| EXERCISE TASK |
Make an exact copy of the data below, leaving out every picture.

· · ·

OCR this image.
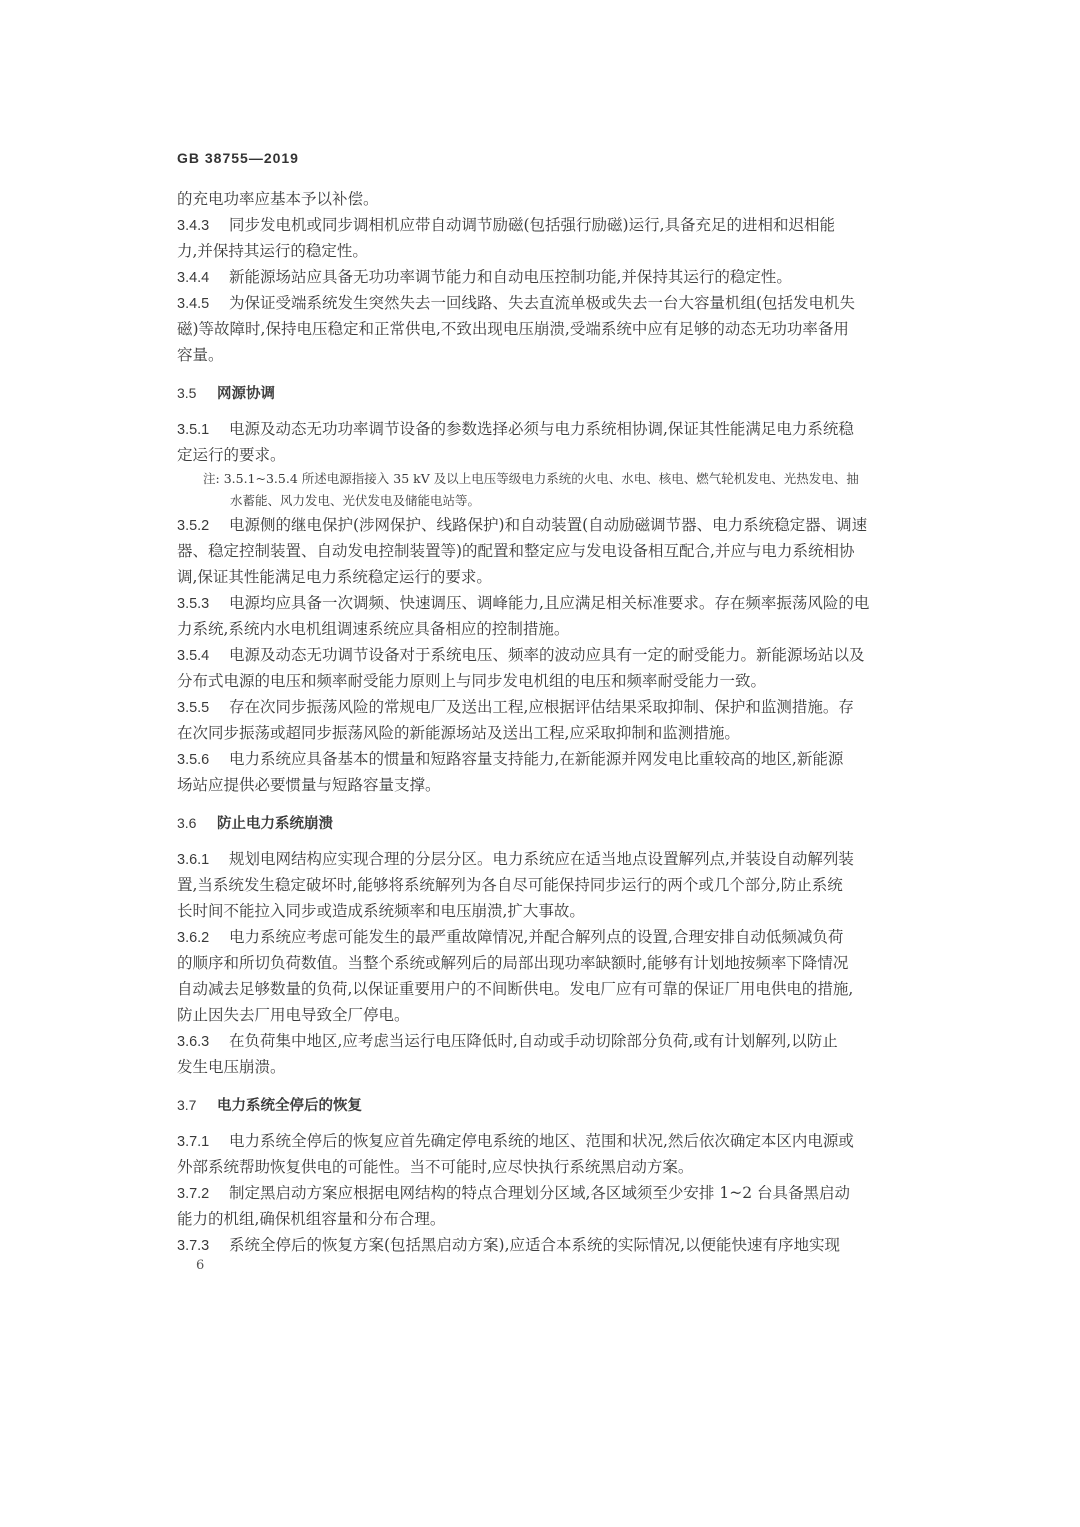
GB 38755—2019
的充电功率应基本予以补偿。
3.4.3 同步发电机或同步调相机应带自动调节励磁(包括强行励磁)运行,具备充足的进相和迟相能
力,并保持其运行的稳定性。
3.4.4 新能源场站应具备无功功率调节能力和自动电压控制功能,并保持其运行的稳定性。
3.4.5 为保证受端系统发生突然失去一回线路、失去直流单极或失去一台大容量机组(包括发电机失
磁)等故障时,保持电压稳定和正常供电,不致出现电压崩溃,受端系统中应有足够的动态无功功率备用
容量。
3.5 网源协调
3.5.1 电源及动态无功功率调节设备的参数选择必须与电力系统相协调,保证其性能满足电力系统稳
定运行的要求。
注: 3.5.1~3.5.4 所述电源指接入 35 kV 及以上电压等级电力系统的火电、水电、核电、燃气轮机发电、光热发电、抽
水蓄能、风力发电、光伏发电及储能电站等。
3.5.2 电源侧的继电保护(涉网保护、线路保护)和自动装置(自动励磁调节器、电力系统稳定器、调速
器、稳定控制装置、自动发电控制装置等)的配置和整定应与发电设备相互配合,并应与电力系统相协
调,保证其性能满足电力系统稳定运行的要求。
3.5.3 电源均应具备一次调频、快速调压、调峰能力,且应满足相关标准要求。存在频率振荡风险的电
力系统,系统内水电机组调速系统应具备相应的控制措施。
3.5.4 电源及动态无功调节设备对于系统电压、频率的波动应具有一定的耐受能力。新能源场站以及
分布式电源的电压和频率耐受能力原则上与同步发电机组的电压和频率耐受能力一致。
3.5.5 存在次同步振荡风险的常规电厂及送出工程,应根据评估结果采取抑制、保护和监测措施。存
在次同步振荡或超同步振荡风险的新能源场站及送出工程,应采取抑制和监测措施。
3.5.6 电力系统应具备基本的惯量和短路容量支持能力,在新能源并网发电比重较高的地区,新能源
场站应提供必要惯量与短路容量支撑。
3.6 防止电力系统崩溃
3.6.1 规划电网结构应实现合理的分层分区。电力系统应在适当地点设置解列点,并装设自动解列装
置,当系统发生稳定破坏时,能够将系统解列为各自尽可能保持同步运行的两个或几个部分,防止系统
长时间不能拉入同步或造成系统频率和电压崩溃,扩大事故。
3.6.2 电力系统应考虑可能发生的最严重故障情况,并配合解列点的设置,合理安排自动低频减负荷
的顺序和所切负荷数值。当整个系统或解列后的局部出现功率缺额时,能够有计划地按频率下降情况
自动减去足够数量的负荷,以保证重要用户的不间断供电。发电厂应有可靠的保证厂用电供电的措施,
防止因失去厂用电导致全厂停电。
3.6.3 在负荷集中地区,应考虑当运行电压降低时,自动或手动切除部分负荷,或有计划解列,以防止
发生电压崩溃。
3.7 电力系统全停后的恢复
3.7.1 电力系统全停后的恢复应首先确定停电系统的地区、范围和状况,然后依次确定本区内电源或
外部系统帮助恢复供电的可能性。当不可能时,应尽快执行系统黑启动方案。
3.7.2 制定黑启动方案应根据电网结构的特点合理划分区域,各区域须至少安排 1~2 台具备黑启动
能力的机组,确保机组容量和分布合理。
3.7.3 系统全停后的恢复方案(包括黑启动方案),应适合本系统的实际情况,以便能快速有序地实现
6
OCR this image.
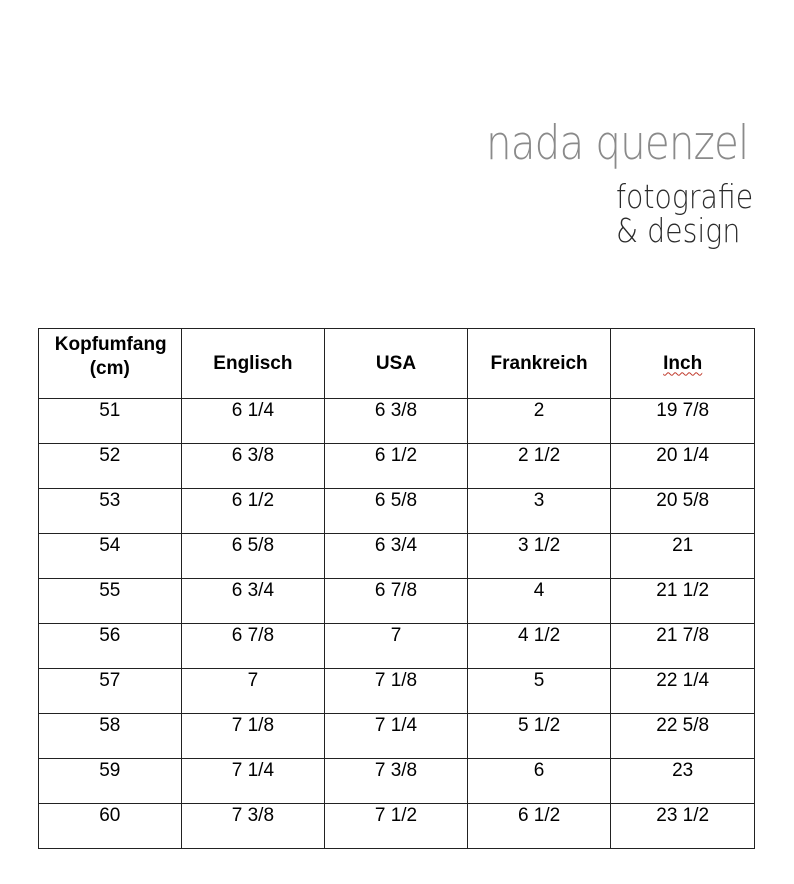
nada quenzel
fotografie
& design
Kopfumfang (cm)	Englisch	USA	Frankreich	Inch
51	6 1/4	6 3/8	2	19 7/8
52	6 3/8	6 1/2	2 1/2	20 1/4
53	6 1/2	6 5/8	3	20 5/8
54	6 5/8	6 3/4	3 1/2	21
55	6 3/4	6 7/8	4	21 1/2
56	6 7/8	7	4 1/2	21 7/8
57	7	7 1/8	5	22 1/4
58	7 1/8	7 1/4	5 1/2	22 5/8
59	7 1/4	7 3/8	6	23
60	7 3/8	7 1/2	6 1/2	23 1/2
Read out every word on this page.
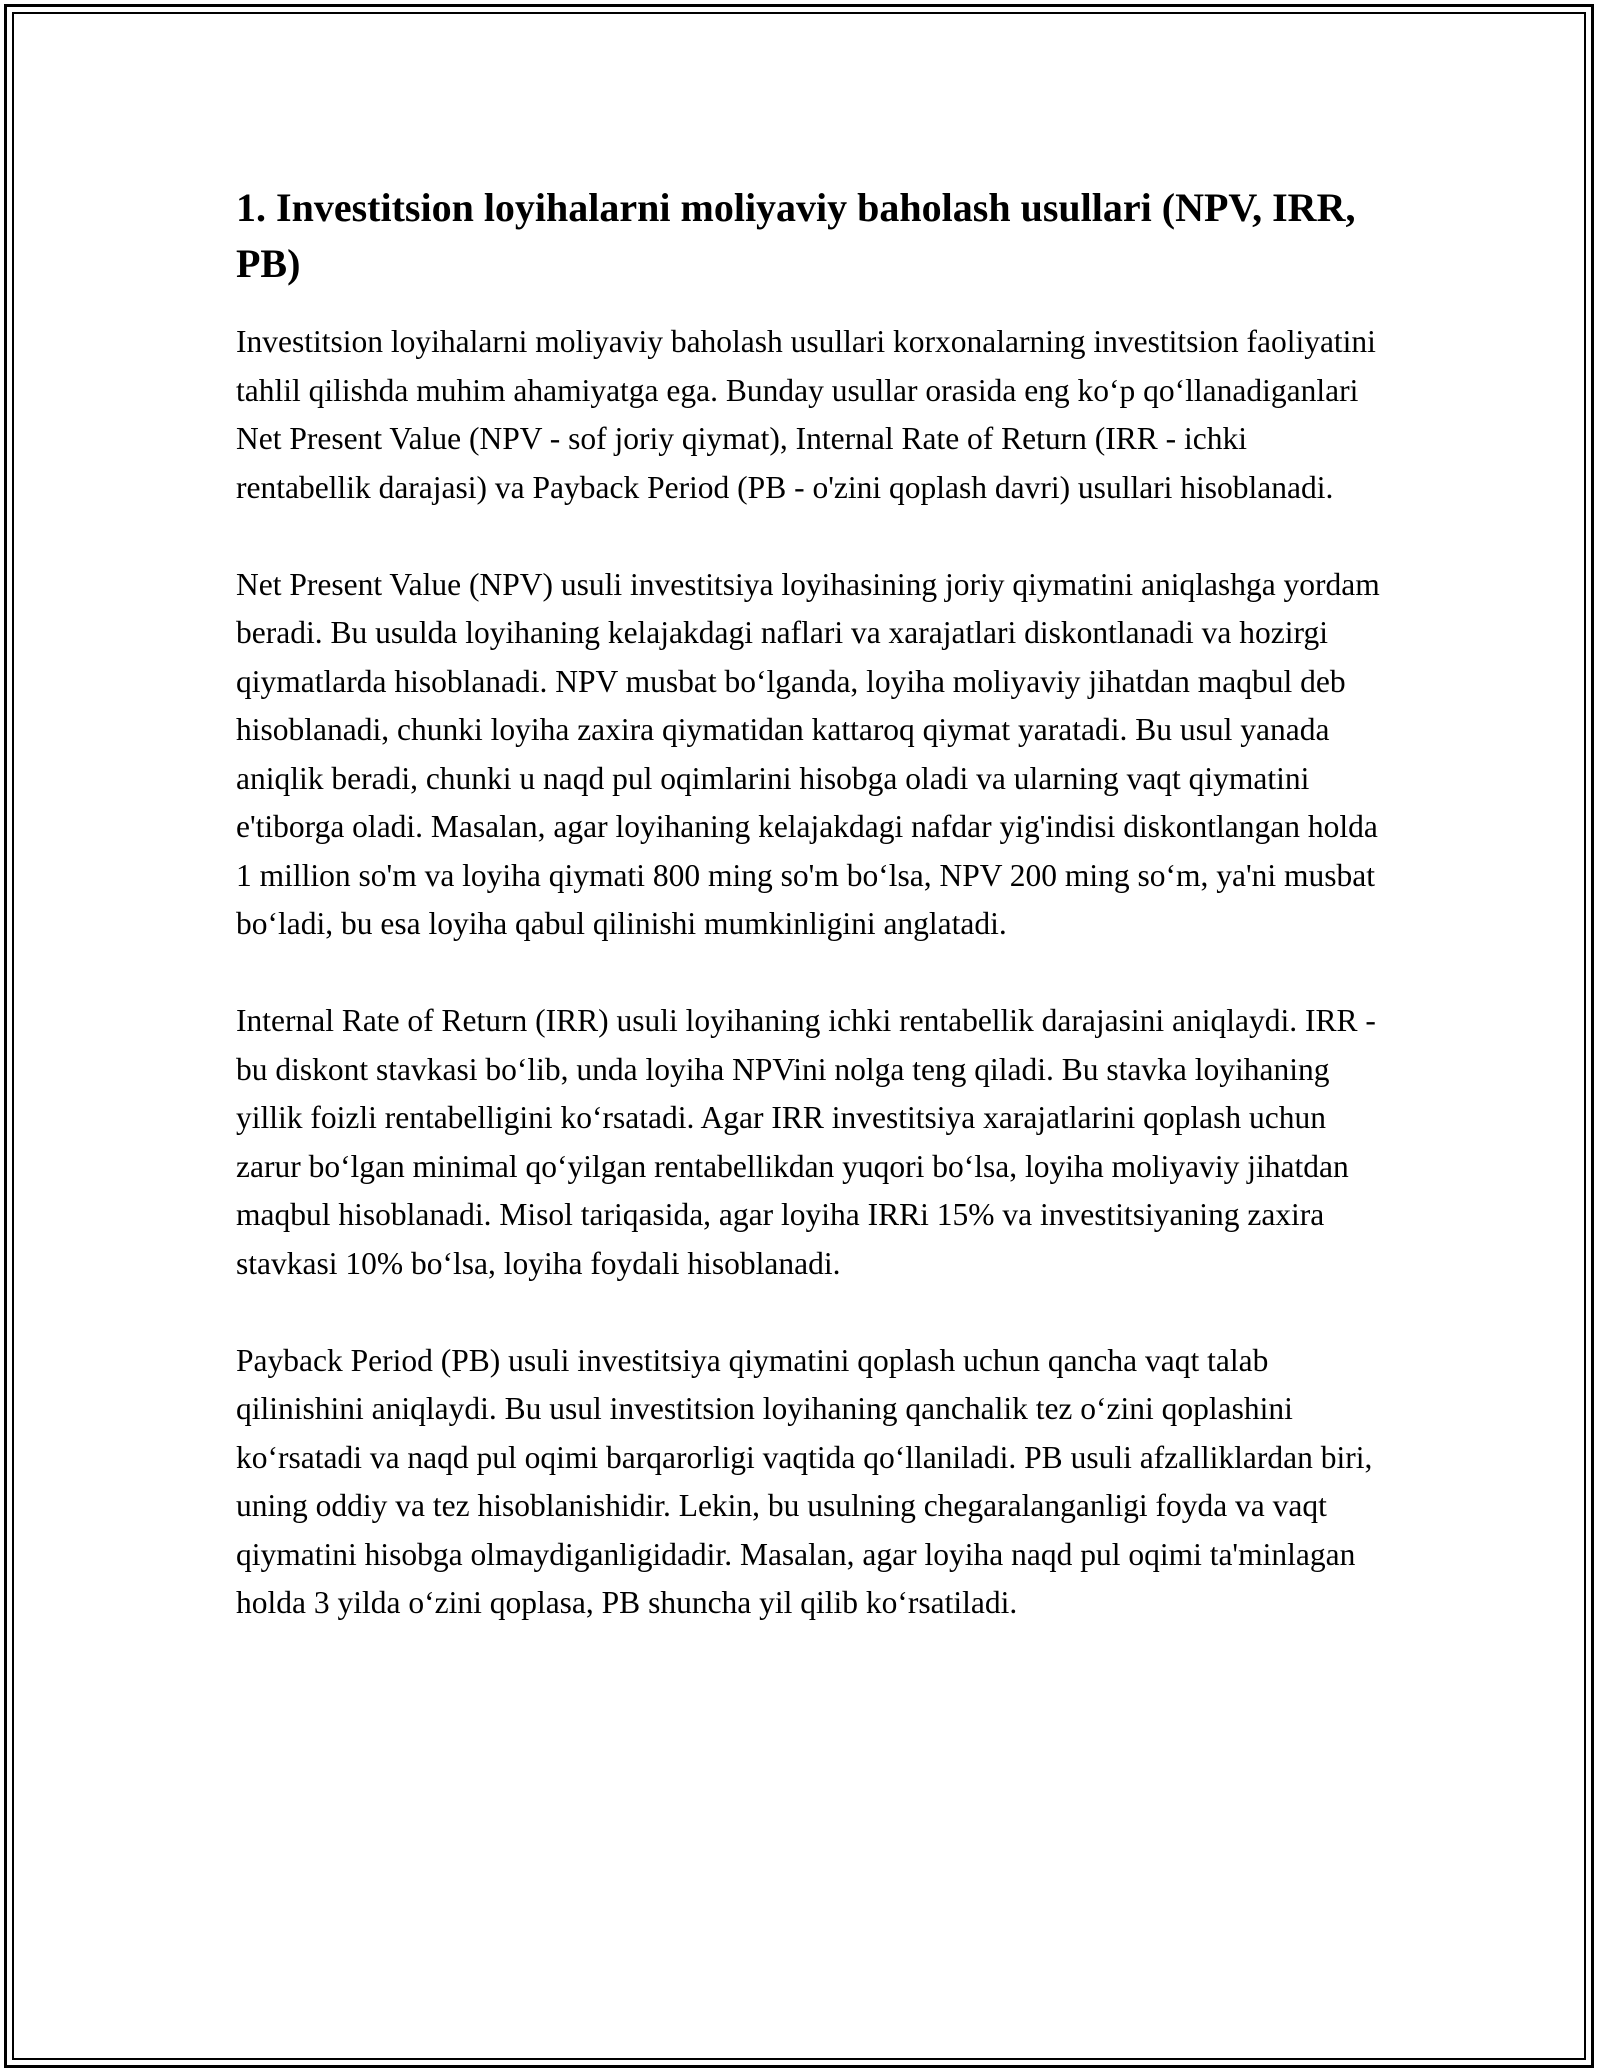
1. Investitsion loyihalarni moliyaviy baholash usullari (NPV, IRR, PB)

Investitsion loyihalarni moliyaviy baholash usullari korxonalarning investitsion faoliyatini tahlil qilishda muhim ahamiyatga ega. Bunday usullar orasida eng koʻp qoʻllanadiganlari Net Present Value (NPV - sof joriy qiymat), Internal Rate of Return (IRR - ichki rentabellik darajasi) va Payback Period (PB - o'zini qoplash davri) usullari hisoblanadi.

Net Present Value (NPV) usuli investitsiya loyihasining joriy qiymatini aniqlashga yordam beradi. Bu usulda loyihaning kelajakdagi naflari va xarajatlari diskontlanadi va hozirgi qiymatlarda hisoblanadi. NPV musbat boʻlganda, loyiha moliyaviy jihatdan maqbul deb hisoblanadi, chunki loyiha zaxira qiymatidan kattaroq qiymat yaratadi. Bu usul yanada aniqlik beradi, chunki u naqd pul oqimlarini hisobga oladi va ularning vaqt qiymatini e'tiborga oladi. Masalan, agar loyihaning kelajakdagi nafdar yig'indisi diskontlangan holda 1 million so'm va loyiha qiymati 800 ming so'm boʻlsa, NPV 200 ming soʻm, ya'ni musbat boʻladi, bu esa loyiha qabul qilinishi mumkinligini anglatadi.

Internal Rate of Return (IRR) usuli loyihaning ichki rentabellik darajasini aniqlaydi. IRR - bu diskont stavkasi boʻlib, unda loyiha NPVini nolga teng qiladi. Bu stavka loyihaning yillik foizli rentabelligini koʻrsatadi. Agar IRR investitsiya xarajatlarini qoplash uchun zarur boʻlgan minimal qoʻyilgan rentabellikdan yuqori boʻlsa, loyiha moliyaviy jihatdan maqbul hisoblanadi. Misol tariqasida, agar loyiha IRRi 15% va investitsiyaning zaxira stavkasi 10% boʻlsa, loyiha foydali hisoblanadi.

Payback Period (PB) usuli investitsiya qiymatini qoplash uchun qancha vaqt talab qilinishini aniqlaydi. Bu usul investitsion loyihaning qanchalik tez oʻzini qoplashini koʻrsatadi va naqd pul oqimi barqarorligi vaqtida qoʻllaniladi. PB usuli afzalliklardan biri, uning oddiy va tez hisoblanishidir. Lekin, bu usulning chegaralanganligi foyda va vaqt qiymatini hisobga olmaydiganligidadir. Masalan, agar loyiha naqd pul oqimi ta'minlagan holda 3 yilda oʻzini qoplasa, PB shuncha yil qilib koʻrsatiladi.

· · ·

| ANSWER TO THE EXERCISE |
OCR this image.
GB 38755—2019
的充电功率应基本予以补偿。
3.4.3 同步发电机或同步调相机应带自动调节励磁(包括强行励磁)运行,具备充足的进相和迟相能
力,并保持其运行的稳定性。
3.4.4 新能源场站应具备无功功率调节能力和自动电压控制功能,并保持其运行的稳定性。
3.4.5 为保证受端系统发生突然失去一回线路、失去直流单极或失去一台大容量机组(包括发电机失
磁)等故障时,保持电压稳定和正常供电,不致出现电压崩溃,受端系统中应有足够的动态无功功率备用
容量。
3.5 网源协调
3.5.1 电源及动态无功功率调节设备的参数选择必须与电力系统相协调,保证其性能满足电力系统稳
定运行的要求。
注: 3.5.1~3.5.4 所述电源指接入 35 kV 及以上电压等级电力系统的火电、水电、核电、燃气轮机发电、光热发电、抽
水蓄能、风力发电、光伏发电及储能电站等。
3.5.2 电源侧的继电保护(涉网保护、线路保护)和自动装置(自动励磁调节器、电力系统稳定器、调速
器、稳定控制装置、自动发电控制装置等)的配置和整定应与发电设备相互配合,并应与电力系统相协
调,保证其性能满足电力系统稳定运行的要求。
3.5.3 电源均应具备一次调频、快速调压、调峰能力,且应满足相关标准要求。存在频率振荡风险的电
力系统,系统内水电机组调速系统应具备相应的控制措施。
3.5.4 电源及动态无功调节设备对于系统电压、频率的波动应具有一定的耐受能力。新能源场站以及
分布式电源的电压和频率耐受能力原则上与同步发电机组的电压和频率耐受能力一致。
3.5.5 存在次同步振荡风险的常规电厂及送出工程,应根据评估结果采取抑制、保护和监测措施。存
在次同步振荡或超同步振荡风险的新能源场站及送出工程,应采取抑制和监测措施。
3.5.6 电力系统应具备基本的惯量和短路容量支持能力,在新能源并网发电比重较高的地区,新能源
场站应提供必要惯量与短路容量支撑。
3.6 防止电力系统崩溃
3.6.1 规划电网结构应实现合理的分层分区。电力系统应在适当地点设置解列点,并装设自动解列装
置,当系统发生稳定破坏时,能够将系统解列为各自尽可能保持同步运行的两个或几个部分,防止系统
长时间不能拉入同步或造成系统频率和电压崩溃,扩大事故。
3.6.2 电力系统应考虑可能发生的最严重故障情况,并配合解列点的设置,合理安排自动低频减负荷
的顺序和所切负荷数值。当整个系统或解列后的局部出现功率缺额时,能够有计划地按频率下降情况
自动减去足够数量的负荷,以保证重要用户的不间断供电。发电厂应有可靠的保证厂用电供电的措施,
防止因失去厂用电导致全厂停电。
3.6.3 在负荷集中地区,应考虑当运行电压降低时,自动或手动切除部分负荷,或有计划解列,以防止
发生电压崩溃。
3.7 电力系统全停后的恢复
3.7.1 电力系统全停后的恢复应首先确定停电系统的地区、范围和状况,然后依次确定本区内电源或
外部系统帮助恢复供电的可能性。当不可能时,应尽快执行系统黑启动方案。
3.7.2 制定黑启动方案应根据电网结构的特点合理划分区域,各区域须至少安排 1~2 台具备黑启动
能力的机组,确保机组容量和分布合理。
3.7.3 系统全停后的恢复方案(包括黑启动方案),应适合本系统的实际情况,以便能快速有序地实现
6
OCR this image.
nada quenzel
fotografie
& design
Kopfumfang (cm)	Englisch	USA	Frankreich	Inch
51	6 1/4	6 3/8	2	19 7/8
52	6 3/8	6 1/2	2 1/2	20 1/4
53	6 1/2	6 5/8	3	20 5/8
54	6 5/8	6 3/4	3 1/2	21
55	6 3/4	6 7/8	4	21 1/2
56	6 7/8	7	4 1/2	21 7/8
57	7	7 1/8	5	22 1/4
58	7 1/8	7 1/4	5 1/2	22 5/8
59	7 1/4	7 3/8	6	23
60	7 3/8	7 1/2	6 1/2	23 1/2
Read out every word on this page.
1. Investitsion loyihalarni moliyaviy baholash usullari (NPV, IRR, PB)

Investitsion loyihalarni moliyaviy baholash usullari korxonalarning investitsion faoliyatini tahlil qilishda muhim ahamiyatga ega. Bunday usullar orasida eng koʻp qoʻllanadiganlari Net Present Value (NPV - sof joriy qiymat), Internal Rate of Return (IRR - ichki rentabellik darajasi) va Payback Period (PB - o'zini qoplash davri) usullari hisoblanadi.

Net Present Value (NPV) usuli investitsiya loyihasining joriy qiymatini aniqlashga yordam beradi. Bu usulda loyihaning kelajakdagi naflari va xarajatlari diskontlanadi va hozirgi qiymatlarda hisoblanadi. NPV musbat boʻlganda, loyiha moliyaviy jihatdan maqbul deb hisoblanadi, chunki loyiha zaxira qiymatidan kattaroq qiymat yaratadi. Bu usul yanada aniqlik beradi, chunki u naqd pul oqimlarini hisobga oladi va ularning vaqt qiymatini e'tiborga oladi. Masalan, agar loyihaning kelajakdagi nafdar yig'indisi diskontlangan holda 1 million so'm va loyiha qiymati 800 ming so'm boʻlsa, NPV 200 ming soʻm, ya'ni musbat boʻladi, bu esa loyiha qabul qilinishi mumkinligini anglatadi.

Internal Rate of Return (IRR) usuli loyihaning ichki rentabellik darajasini aniqlaydi. IRR - bu diskont stavkasi boʻlib, unda loyiha NPVini nolga teng qiladi. Bu stavka loyihaning yillik foizli rentabelligini koʻrsatadi. Agar IRR investitsiya xarajatlarini qoplash uchun zarur boʻlgan minimal qoʻyilgan rentabellikdan yuqori boʻlsa, loyiha moliyaviy jihatdan maqbul hisoblanadi. Misol tariqasida, agar loyiha IRRi 15% va investitsiyaning zaxira stavkasi 10% boʻlsa, loyiha foydali hisoblanadi.

Payback Period (PB) usuli investitsiya qiymatini qoplash uchun qancha vaqt talab qilinishini aniqlaydi. Bu usul investitsion loyihaning qanchalik tez oʻzini qoplashini koʻrsatadi va naqd pul oqimi barqarorligi vaqtida qoʻllaniladi. PB usuli afzalliklardan biri, uning oddiy va tez hisoblanishidir. Lekin, bu usulning chegaralanganligi foyda va vaqt qiymatini hisobga olmaydiganligidadir. Masalan, agar loyiha naqd pul oqimi ta'minlagan holda 3 yilda oʻzini qoplasa, PB shuncha yil qilib koʻrsatiladi.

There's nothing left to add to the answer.